**Input material:**

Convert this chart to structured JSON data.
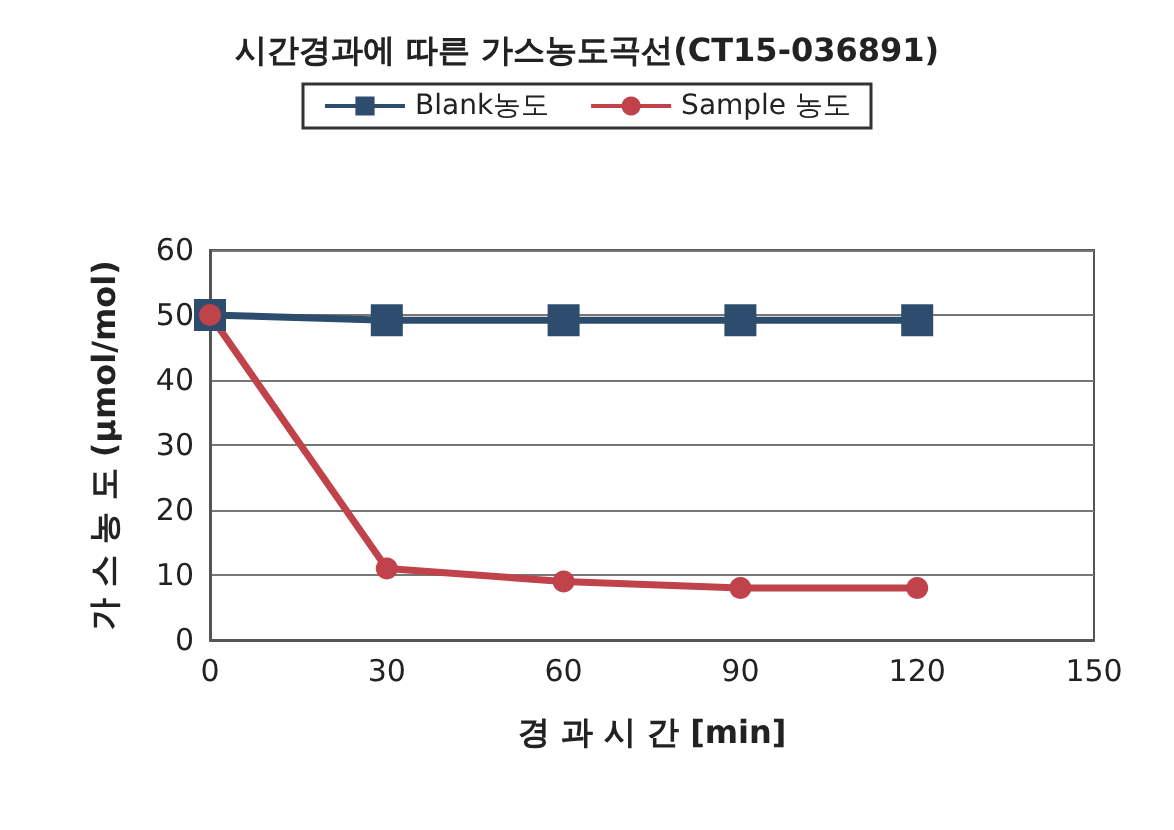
{
  "chart_data": {
    "type": "line",
    "title": "시간경과에 따른 가스농도곡선(CT15-036891)",
    "xlabel": "경 과 시 간 [min]",
    "ylabel": "가 스 농 도 (μmol/mol)",
    "x": [
      0,
      30,
      60,
      90,
      120
    ],
    "series": [
      {
        "name": "Blank농도",
        "color": "#2e4d6e",
        "marker": "square",
        "values": [
          50,
          49.2,
          49.2,
          49.2,
          49.2
        ]
      },
      {
        "name": "Sample 농도",
        "color": "#c0424a",
        "marker": "circle",
        "values": [
          50,
          11,
          9,
          8,
          8
        ]
      }
    ],
    "xlim": [
      0,
      150
    ],
    "xticks": [
      0,
      30,
      60,
      90,
      120,
      150
    ],
    "ylim": [
      0,
      60
    ],
    "yticks": [
      0,
      10,
      20,
      30,
      40,
      50,
      60
    ],
    "grid": "y",
    "legend": "top",
    "line_style": "solid"
  }
}
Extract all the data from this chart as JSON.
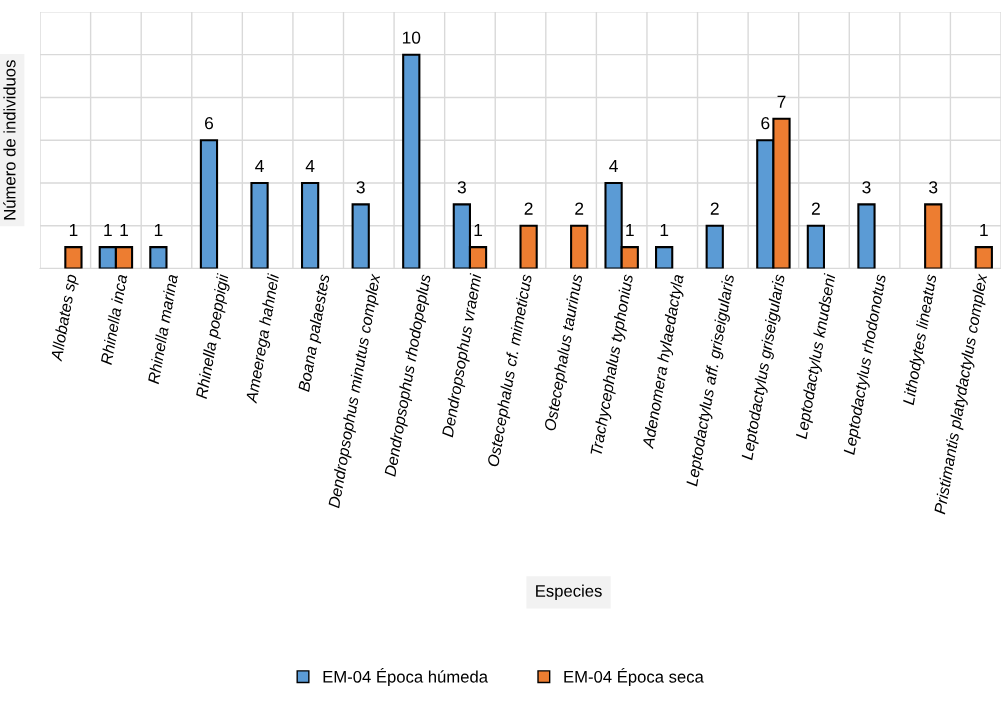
{
  "chart_data": {
    "type": "bar",
    "xlabel": "Especies",
    "ylabel": "Número de individuos",
    "categories": [
      "Allobates sp",
      "Rhinella inca",
      "Rhinella marina",
      "Rhinella poeppigii",
      "Ameerega hahneli",
      "Boana palaestes",
      "Dendropsophus minutus complex",
      "Dendropsophus rhodopeplus",
      "Dendropsophus vraemi",
      "Ostecephalus cf. mimeticus",
      "Ostecephalus taurinus",
      "Trachycephalus typhonius",
      "Adenomera hylaedactyla",
      "Leptodactylus aff. griseigularis",
      "Leptodactylus griseigularis",
      "Leptodactylus knudseni",
      "Leptodactylus rhodonotus",
      "Lithodytes lineatus",
      "Pristimantis platydactylus complex"
    ],
    "series": [
      {
        "name": "EM-04 Época húmeda",
        "color": "#5b9bd5",
        "values": [
          null,
          1,
          1,
          6,
          4,
          4,
          3,
          10,
          3,
          null,
          null,
          4,
          1,
          2,
          6,
          2,
          3,
          null,
          null
        ]
      },
      {
        "name": "EM-04 Época seca",
        "color": "#ed7d31",
        "values": [
          1,
          1,
          null,
          null,
          null,
          null,
          null,
          null,
          1,
          2,
          2,
          1,
          null,
          null,
          7,
          null,
          null,
          3,
          1
        ]
      }
    ],
    "ylim": [
      0,
      12
    ],
    "yticks": [
      {
        "value": 0,
        "label": null
      },
      {
        "value": 2,
        "label": null
      },
      {
        "value": 4,
        "label": null
      },
      {
        "value": 6,
        "label": null
      },
      {
        "value": 8,
        "label": null
      },
      {
        "value": 10,
        "label": null
      },
      {
        "value": 12,
        "label": null
      }
    ],
    "tick_labels": "x",
    "grid": true,
    "data_labels": true,
    "legend": "bottom"
  }
}
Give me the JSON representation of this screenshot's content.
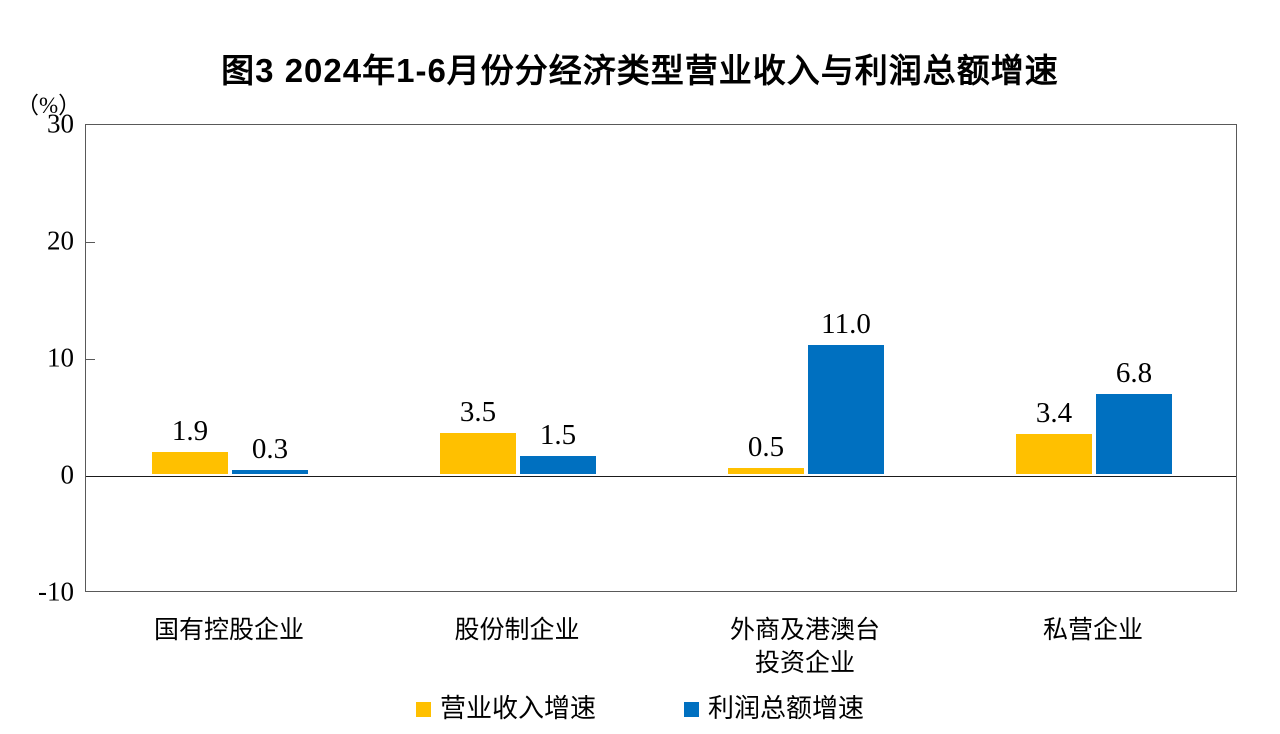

**Set task:** Identify each line in the records above containing the word "color"; copy those lines.

**Answer to the task:**
        "color": "#2e4d6e",
        "color": "#c0424a",
        "color": "#5b9bd5",
        "color": "#ed7d31",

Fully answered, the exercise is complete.